*Records for the exercise:*
****
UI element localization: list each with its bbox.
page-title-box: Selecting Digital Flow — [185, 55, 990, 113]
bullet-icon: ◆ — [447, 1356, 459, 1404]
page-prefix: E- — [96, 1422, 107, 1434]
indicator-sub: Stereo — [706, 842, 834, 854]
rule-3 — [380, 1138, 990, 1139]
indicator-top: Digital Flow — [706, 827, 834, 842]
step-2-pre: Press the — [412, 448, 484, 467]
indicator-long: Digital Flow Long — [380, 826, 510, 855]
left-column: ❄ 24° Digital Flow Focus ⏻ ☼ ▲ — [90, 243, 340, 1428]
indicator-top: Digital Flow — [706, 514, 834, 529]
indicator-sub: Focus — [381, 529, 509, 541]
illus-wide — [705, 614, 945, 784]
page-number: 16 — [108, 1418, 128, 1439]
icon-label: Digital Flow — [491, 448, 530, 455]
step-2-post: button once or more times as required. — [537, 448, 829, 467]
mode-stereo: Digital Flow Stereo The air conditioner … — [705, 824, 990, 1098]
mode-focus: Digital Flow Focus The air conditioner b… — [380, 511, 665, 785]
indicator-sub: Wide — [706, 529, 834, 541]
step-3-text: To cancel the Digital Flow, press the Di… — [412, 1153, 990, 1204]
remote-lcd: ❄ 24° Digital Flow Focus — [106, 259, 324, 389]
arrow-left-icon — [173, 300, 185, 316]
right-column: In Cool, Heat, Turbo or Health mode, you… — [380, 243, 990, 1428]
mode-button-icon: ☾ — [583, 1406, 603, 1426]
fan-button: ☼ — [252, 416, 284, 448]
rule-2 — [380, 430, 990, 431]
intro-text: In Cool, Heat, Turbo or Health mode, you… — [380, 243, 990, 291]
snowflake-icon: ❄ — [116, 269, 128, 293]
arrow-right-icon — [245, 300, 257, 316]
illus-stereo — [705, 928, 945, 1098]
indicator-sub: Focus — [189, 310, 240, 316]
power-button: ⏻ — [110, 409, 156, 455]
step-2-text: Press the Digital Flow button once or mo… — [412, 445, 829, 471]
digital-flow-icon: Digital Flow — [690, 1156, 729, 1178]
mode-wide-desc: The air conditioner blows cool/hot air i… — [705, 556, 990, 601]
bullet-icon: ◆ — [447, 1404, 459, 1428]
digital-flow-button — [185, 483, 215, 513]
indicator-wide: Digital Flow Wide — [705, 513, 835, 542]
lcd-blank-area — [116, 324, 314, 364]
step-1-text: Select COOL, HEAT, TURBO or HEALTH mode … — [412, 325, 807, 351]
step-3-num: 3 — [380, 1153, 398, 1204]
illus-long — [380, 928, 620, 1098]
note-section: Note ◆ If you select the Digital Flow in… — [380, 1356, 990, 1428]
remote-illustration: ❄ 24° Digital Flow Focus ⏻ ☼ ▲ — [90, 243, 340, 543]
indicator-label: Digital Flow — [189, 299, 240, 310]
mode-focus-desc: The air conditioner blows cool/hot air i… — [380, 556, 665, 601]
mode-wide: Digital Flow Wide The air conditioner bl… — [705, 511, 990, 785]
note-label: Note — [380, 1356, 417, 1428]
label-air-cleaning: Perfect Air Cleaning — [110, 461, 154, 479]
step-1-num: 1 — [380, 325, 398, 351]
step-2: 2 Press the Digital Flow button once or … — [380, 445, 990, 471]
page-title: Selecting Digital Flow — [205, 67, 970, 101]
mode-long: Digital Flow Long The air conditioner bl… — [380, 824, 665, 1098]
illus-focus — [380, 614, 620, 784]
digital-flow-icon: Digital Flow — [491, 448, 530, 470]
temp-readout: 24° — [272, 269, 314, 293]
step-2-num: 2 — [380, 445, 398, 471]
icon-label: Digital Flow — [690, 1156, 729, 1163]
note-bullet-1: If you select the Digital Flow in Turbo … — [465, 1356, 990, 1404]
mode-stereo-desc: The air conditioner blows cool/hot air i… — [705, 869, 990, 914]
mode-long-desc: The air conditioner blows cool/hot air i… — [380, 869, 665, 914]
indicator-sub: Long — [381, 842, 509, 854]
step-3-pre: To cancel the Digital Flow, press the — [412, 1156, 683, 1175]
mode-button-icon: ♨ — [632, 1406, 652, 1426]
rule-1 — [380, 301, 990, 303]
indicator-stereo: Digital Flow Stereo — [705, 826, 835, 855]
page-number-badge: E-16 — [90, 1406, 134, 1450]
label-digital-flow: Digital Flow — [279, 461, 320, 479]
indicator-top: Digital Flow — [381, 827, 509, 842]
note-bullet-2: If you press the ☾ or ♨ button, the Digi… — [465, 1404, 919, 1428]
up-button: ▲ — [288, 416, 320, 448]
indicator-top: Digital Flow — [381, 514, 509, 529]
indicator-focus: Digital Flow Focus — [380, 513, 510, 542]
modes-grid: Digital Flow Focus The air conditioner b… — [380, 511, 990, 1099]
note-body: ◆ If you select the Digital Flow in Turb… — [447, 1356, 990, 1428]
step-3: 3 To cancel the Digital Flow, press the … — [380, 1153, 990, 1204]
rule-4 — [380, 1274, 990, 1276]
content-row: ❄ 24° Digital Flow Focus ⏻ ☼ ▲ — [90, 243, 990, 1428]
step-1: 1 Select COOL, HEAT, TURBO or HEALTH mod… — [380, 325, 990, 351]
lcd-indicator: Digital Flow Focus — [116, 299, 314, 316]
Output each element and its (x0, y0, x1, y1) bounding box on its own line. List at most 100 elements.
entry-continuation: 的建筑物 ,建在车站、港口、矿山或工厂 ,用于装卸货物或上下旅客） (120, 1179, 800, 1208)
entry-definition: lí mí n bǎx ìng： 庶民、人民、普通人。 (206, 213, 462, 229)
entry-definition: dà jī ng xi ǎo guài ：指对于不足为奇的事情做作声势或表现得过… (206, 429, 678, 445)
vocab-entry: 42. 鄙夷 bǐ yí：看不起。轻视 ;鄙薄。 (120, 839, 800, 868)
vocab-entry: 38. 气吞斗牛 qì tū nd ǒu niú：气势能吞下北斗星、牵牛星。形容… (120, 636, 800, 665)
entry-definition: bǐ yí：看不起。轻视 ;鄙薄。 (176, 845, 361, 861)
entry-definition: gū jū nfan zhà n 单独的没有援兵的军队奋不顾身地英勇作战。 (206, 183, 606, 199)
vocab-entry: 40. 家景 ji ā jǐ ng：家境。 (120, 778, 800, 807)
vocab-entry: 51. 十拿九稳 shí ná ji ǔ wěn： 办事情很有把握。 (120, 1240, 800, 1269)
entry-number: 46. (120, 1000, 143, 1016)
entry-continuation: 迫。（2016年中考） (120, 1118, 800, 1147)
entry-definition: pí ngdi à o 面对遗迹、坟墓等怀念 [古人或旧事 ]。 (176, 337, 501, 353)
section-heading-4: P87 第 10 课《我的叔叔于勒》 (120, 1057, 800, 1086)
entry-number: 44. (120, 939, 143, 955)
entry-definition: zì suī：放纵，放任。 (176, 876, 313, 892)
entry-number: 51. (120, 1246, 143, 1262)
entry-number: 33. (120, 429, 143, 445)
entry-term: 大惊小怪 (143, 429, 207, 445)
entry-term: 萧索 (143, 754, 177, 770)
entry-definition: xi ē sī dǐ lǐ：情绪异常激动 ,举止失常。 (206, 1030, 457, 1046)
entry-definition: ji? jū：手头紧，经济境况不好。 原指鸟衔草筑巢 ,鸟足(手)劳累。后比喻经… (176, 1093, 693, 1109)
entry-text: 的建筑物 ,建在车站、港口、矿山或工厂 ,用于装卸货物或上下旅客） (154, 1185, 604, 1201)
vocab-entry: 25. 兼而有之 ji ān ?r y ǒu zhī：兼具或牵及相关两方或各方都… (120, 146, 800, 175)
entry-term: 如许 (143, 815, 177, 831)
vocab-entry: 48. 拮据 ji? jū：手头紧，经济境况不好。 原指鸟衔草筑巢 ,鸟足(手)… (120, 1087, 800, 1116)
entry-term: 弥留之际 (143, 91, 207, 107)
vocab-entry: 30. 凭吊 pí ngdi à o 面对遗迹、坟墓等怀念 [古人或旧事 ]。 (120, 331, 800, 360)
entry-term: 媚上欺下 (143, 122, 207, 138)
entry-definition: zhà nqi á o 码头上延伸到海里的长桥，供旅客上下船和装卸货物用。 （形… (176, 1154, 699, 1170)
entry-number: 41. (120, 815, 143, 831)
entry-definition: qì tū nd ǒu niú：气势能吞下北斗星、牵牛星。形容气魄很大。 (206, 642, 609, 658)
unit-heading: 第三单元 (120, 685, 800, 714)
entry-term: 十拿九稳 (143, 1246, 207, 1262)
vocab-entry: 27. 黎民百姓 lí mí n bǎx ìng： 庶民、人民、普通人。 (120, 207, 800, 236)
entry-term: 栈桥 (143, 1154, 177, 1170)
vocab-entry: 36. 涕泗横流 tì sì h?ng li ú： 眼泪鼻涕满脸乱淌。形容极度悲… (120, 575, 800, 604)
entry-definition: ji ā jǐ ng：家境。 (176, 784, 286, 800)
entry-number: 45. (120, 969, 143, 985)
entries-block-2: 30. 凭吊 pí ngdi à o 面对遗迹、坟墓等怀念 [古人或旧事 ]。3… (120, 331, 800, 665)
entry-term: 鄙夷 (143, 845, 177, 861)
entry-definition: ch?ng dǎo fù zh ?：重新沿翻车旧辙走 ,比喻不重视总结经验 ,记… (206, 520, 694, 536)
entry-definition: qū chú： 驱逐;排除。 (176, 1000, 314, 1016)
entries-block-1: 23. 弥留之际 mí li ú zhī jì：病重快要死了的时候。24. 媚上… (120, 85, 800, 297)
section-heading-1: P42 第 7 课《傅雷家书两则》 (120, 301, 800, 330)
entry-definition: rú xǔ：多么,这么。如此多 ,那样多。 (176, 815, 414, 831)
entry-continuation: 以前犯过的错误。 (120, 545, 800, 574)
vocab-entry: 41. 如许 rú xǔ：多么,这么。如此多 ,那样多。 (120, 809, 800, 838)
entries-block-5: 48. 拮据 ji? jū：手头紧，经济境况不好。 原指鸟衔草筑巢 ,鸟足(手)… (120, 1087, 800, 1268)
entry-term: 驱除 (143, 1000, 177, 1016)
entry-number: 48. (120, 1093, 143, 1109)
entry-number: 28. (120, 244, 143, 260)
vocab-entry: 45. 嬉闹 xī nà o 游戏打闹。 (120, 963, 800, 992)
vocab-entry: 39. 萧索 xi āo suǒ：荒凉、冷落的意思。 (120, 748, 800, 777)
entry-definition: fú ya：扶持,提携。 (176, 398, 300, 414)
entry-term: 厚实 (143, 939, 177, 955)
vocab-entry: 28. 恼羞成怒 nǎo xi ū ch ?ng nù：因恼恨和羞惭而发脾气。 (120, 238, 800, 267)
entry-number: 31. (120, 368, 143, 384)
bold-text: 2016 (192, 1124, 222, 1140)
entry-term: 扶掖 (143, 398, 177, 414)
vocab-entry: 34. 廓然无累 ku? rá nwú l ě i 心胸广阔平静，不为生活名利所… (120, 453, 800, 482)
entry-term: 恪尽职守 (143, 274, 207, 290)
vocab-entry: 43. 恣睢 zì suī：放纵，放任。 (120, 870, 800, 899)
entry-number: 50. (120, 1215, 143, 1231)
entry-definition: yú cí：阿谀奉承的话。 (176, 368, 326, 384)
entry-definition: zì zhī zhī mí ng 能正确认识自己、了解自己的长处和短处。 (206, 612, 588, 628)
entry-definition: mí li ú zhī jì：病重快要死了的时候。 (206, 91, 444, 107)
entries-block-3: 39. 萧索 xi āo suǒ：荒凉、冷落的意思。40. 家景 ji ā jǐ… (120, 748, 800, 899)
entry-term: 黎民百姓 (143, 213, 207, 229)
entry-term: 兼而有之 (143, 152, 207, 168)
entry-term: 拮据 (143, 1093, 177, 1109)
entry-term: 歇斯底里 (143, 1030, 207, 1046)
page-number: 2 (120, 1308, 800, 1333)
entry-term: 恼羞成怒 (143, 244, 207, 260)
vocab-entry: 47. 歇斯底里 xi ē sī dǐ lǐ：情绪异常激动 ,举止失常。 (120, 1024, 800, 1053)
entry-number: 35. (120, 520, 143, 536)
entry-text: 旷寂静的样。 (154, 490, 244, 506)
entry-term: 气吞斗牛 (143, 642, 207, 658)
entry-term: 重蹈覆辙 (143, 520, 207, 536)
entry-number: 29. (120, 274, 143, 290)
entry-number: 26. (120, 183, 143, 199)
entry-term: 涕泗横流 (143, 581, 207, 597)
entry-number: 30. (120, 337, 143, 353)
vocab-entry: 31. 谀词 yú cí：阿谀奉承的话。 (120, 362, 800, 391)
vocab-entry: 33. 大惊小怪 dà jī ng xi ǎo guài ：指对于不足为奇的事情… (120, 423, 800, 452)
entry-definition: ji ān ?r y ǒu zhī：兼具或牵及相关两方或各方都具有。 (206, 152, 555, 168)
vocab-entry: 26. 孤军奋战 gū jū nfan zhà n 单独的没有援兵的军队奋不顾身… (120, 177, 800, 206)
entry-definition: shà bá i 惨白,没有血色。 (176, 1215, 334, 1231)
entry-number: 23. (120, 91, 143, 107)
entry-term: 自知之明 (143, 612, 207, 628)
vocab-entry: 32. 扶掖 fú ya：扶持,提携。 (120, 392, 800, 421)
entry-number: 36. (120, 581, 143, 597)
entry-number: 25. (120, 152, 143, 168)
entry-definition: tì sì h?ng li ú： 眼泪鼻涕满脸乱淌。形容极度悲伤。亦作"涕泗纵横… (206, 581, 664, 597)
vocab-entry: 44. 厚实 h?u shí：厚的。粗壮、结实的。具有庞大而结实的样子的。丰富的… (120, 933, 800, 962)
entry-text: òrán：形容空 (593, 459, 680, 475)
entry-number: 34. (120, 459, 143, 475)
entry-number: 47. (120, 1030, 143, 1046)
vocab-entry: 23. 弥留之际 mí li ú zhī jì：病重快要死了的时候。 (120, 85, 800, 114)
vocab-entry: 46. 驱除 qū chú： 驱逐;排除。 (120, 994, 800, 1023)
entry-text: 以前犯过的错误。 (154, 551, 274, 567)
****
*Set exercise:*
Rewrite the items from the very first line through the line containing "left-column: ❄ 24°", including both ends, replacing "Digital Flow" with "Smart Flow" everywhere it occurs and changing nothing else.

*Task response:*
UI element localization: list each with its bbox.
page-title-box: Selecting Smart Flow — [185, 55, 990, 113]
bullet-icon: ◆ — [447, 1356, 459, 1404]
page-prefix: E- — [96, 1422, 107, 1434]
indicator-sub: Stereo — [706, 842, 834, 854]
rule-3 — [380, 1138, 990, 1139]
indicator-top: Smart Flow — [706, 827, 834, 842]
step-2-pre: Press the — [412, 448, 484, 467]
indicator-long: Smart Flow Long — [380, 826, 510, 855]
left-column: ❄ 24° Smart Flow Focus ⏻ ☼ ▲ — [90, 243, 340, 1428]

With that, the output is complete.